» **Data entries for graphics**
-- begin --
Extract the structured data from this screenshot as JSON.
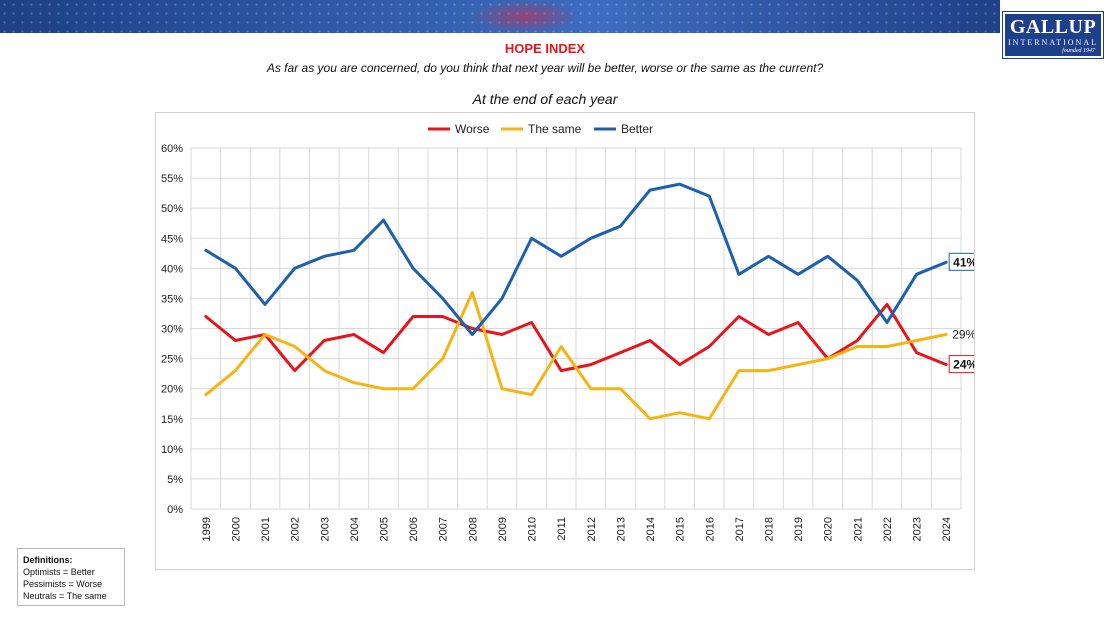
{
  "logo": {
    "name": "GALLUP",
    "sub": "INTERNATIONAL",
    "founded": "founded 1947"
  },
  "header": {
    "title": "HOPE INDEX",
    "question": "As far as you are concerned, do you think that next year will be better, worse or the same as the current?"
  },
  "definitions": {
    "title": "Definitions:",
    "lines": [
      "Optimists = Better",
      "Pessimists = Worse",
      "Neutrals = The same"
    ]
  },
  "chart_data": {
    "type": "line",
    "title": "At the end of each year",
    "x": [
      "1999",
      "2000",
      "2001",
      "2002",
      "2003",
      "2004",
      "2005",
      "2006",
      "2007",
      "2008",
      "2009",
      "2010",
      "2011",
      "2012",
      "2013",
      "2014",
      "2015",
      "2016",
      "2017",
      "2018",
      "2019",
      "2020",
      "2021",
      "2022",
      "2023",
      "2024"
    ],
    "y_ticks": [
      "0%",
      "5%",
      "10%",
      "15%",
      "20%",
      "25%",
      "30%",
      "35%",
      "40%",
      "45%",
      "50%",
      "55%",
      "60%"
    ],
    "ylim": [
      0,
      60
    ],
    "grid": true,
    "legend": "top",
    "series": [
      {
        "name": "Worse",
        "color": "#e8141b",
        "values": [
          32,
          28,
          29,
          23,
          28,
          29,
          26,
          32,
          32,
          30,
          29,
          31,
          23,
          24,
          26,
          28,
          24,
          27,
          32,
          29,
          31,
          25,
          28,
          34,
          26,
          24
        ],
        "end_label": "24%",
        "end_label_style": "boxed"
      },
      {
        "name": "The same",
        "color": "#f6b412",
        "values": [
          19,
          23,
          29,
          27,
          23,
          21,
          20,
          20,
          25,
          36,
          20,
          19,
          27,
          20,
          20,
          15,
          16,
          15,
          23,
          23,
          24,
          25,
          27,
          27,
          28,
          29
        ],
        "end_label": "29%",
        "end_label_style": "plain"
      },
      {
        "name": "Better",
        "color": "#1d5fb0",
        "values": [
          43,
          40,
          34,
          40,
          42,
          43,
          48,
          40,
          35,
          29,
          35,
          45,
          42,
          45,
          47,
          53,
          54,
          52,
          39,
          42,
          39,
          42,
          38,
          31,
          39,
          41
        ],
        "end_label": "41%",
        "end_label_style": "boxed"
      }
    ]
  }
}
-- end --
» **TO DO**
Print out every entry above without changing a word, and leave out the pictures.

» **TASK RESULT**
Extract the structured data from this screenshot as JSON.
{
  "logo": {
    "name": "GALLUP",
    "sub": "INTERNATIONAL",
    "founded": "founded 1947"
  },
  "header": {
    "title": "HOPE INDEX",
    "question": "As far as you are concerned, do you think that next year will be better, worse or the same as the current?"
  },
  "definitions": {
    "title": "Definitions:",
    "lines": [
      "Optimists = Better",
      "Pessimists = Worse",
      "Neutrals = The same"
    ]
  },
  "chart_data": {
    "type": "line",
    "title": "At the end of each year",
    "x": [
      "1999",
      "2000",
      "2001",
      "2002",
      "2003",
      "2004",
      "2005",
      "2006",
      "2007",
      "2008",
      "2009",
      "2010",
      "2011",
      "2012",
      "2013",
      "2014",
      "2015",
      "2016",
      "2017",
      "2018",
      "2019",
      "2020",
      "2021",
      "2022",
      "2023",
      "2024"
    ],
    "y_ticks": [
      "0%",
      "5%",
      "10%",
      "15%",
      "20%",
      "25%",
      "30%",
      "35%",
      "40%",
      "45%",
      "50%",
      "55%",
      "60%"
    ],
    "ylim": [
      0,
      60
    ],
    "grid": true,
    "legend": "top",
    "series": [
      {
        "name": "Worse",
        "color": "#e8141b",
        "values": [
          32,
          28,
          29,
          23,
          28,
          29,
          26,
          32,
          32,
          30,
          29,
          31,
          23,
          24,
          26,
          28,
          24,
          27,
          32,
          29,
          31,
          25,
          28,
          34,
          26,
          24
        ],
        "end_label": "24%",
        "end_label_style": "boxed"
      },
      {
        "name": "The same",
        "color": "#f6b412",
        "values": [
          19,
          23,
          29,
          27,
          23,
          21,
          20,
          20,
          25,
          36,
          20,
          19,
          27,
          20,
          20,
          15,
          16,
          15,
          23,
          23,
          24,
          25,
          27,
          27,
          28,
          29
        ],
        "end_label": "29%",
        "end_label_style": "plain"
      },
      {
        "name": "Better",
        "color": "#1d5fb0",
        "values": [
          43,
          40,
          34,
          40,
          42,
          43,
          48,
          40,
          35,
          29,
          35,
          45,
          42,
          45,
          47,
          53,
          54,
          52,
          39,
          42,
          39,
          42,
          38,
          31,
          39,
          41
        ],
        "end_label": "41%",
        "end_label_style": "boxed"
      }
    ]
  }
}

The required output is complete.